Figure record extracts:
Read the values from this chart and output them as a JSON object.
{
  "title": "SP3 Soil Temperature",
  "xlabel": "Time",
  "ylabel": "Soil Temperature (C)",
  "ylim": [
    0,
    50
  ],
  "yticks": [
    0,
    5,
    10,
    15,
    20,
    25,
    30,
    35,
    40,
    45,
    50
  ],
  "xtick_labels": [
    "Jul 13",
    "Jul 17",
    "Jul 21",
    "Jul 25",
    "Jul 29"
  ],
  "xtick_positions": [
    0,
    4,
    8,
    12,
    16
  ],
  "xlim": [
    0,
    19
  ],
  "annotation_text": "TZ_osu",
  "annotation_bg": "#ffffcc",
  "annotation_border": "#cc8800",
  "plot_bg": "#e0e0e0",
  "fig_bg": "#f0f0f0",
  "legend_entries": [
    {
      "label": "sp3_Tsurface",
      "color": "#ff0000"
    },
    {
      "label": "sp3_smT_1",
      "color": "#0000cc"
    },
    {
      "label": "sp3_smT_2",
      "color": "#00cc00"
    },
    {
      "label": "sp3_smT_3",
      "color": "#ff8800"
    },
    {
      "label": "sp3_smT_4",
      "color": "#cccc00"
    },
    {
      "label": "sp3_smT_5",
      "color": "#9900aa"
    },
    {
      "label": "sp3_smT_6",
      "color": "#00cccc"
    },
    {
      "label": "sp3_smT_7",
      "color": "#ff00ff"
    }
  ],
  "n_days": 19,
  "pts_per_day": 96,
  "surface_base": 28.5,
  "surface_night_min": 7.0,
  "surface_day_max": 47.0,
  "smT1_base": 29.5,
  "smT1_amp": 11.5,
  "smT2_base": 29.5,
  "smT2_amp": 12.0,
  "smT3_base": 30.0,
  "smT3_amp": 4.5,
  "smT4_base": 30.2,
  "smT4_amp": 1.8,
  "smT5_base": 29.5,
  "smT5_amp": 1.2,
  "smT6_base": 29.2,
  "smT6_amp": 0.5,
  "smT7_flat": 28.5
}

TO DO: Could you quote the material above in full, exactly as it stands?

WRITTEN SOLUTION:
Read the values from this chart and output them as a JSON object.
{
  "title": "SP3 Soil Temperature",
  "xlabel": "Time",
  "ylabel": "Soil Temperature (C)",
  "ylim": [
    0,
    50
  ],
  "yticks": [
    0,
    5,
    10,
    15,
    20,
    25,
    30,
    35,
    40,
    45,
    50
  ],
  "xtick_labels": [
    "Jul 13",
    "Jul 17",
    "Jul 21",
    "Jul 25",
    "Jul 29"
  ],
  "xtick_positions": [
    0,
    4,
    8,
    12,
    16
  ],
  "xlim": [
    0,
    19
  ],
  "annotation_text": "TZ_osu",
  "annotation_bg": "#ffffcc",
  "annotation_border": "#cc8800",
  "plot_bg": "#e0e0e0",
  "fig_bg": "#f0f0f0",
  "legend_entries": [
    {
      "label": "sp3_Tsurface",
      "color": "#ff0000"
    },
    {
      "label": "sp3_smT_1",
      "color": "#0000cc"
    },
    {
      "label": "sp3_smT_2",
      "color": "#00cc00"
    },
    {
      "label": "sp3_smT_3",
      "color": "#ff8800"
    },
    {
      "label": "sp3_smT_4",
      "color": "#cccc00"
    },
    {
      "label": "sp3_smT_5",
      "color": "#9900aa"
    },
    {
      "label": "sp3_smT_6",
      "color": "#00cccc"
    },
    {
      "label": "sp3_smT_7",
      "color": "#ff00ff"
    }
  ],
  "n_days": 19,
  "pts_per_day": 96,
  "surface_base": 28.5,
  "surface_night_min": 7.0,
  "surface_day_max": 47.0,
  "smT1_base": 29.5,
  "smT1_amp": 11.5,
  "smT2_base": 29.5,
  "smT2_amp": 12.0,
  "smT3_base": 30.0,
  "smT3_amp": 4.5,
  "smT4_base": 30.2,
  "smT4_amp": 1.8,
  "smT5_base": 29.5,
  "smT5_amp": 1.2,
  "smT6_base": 29.2,
  "smT6_amp": 0.5,
  "smT7_flat": 28.5
}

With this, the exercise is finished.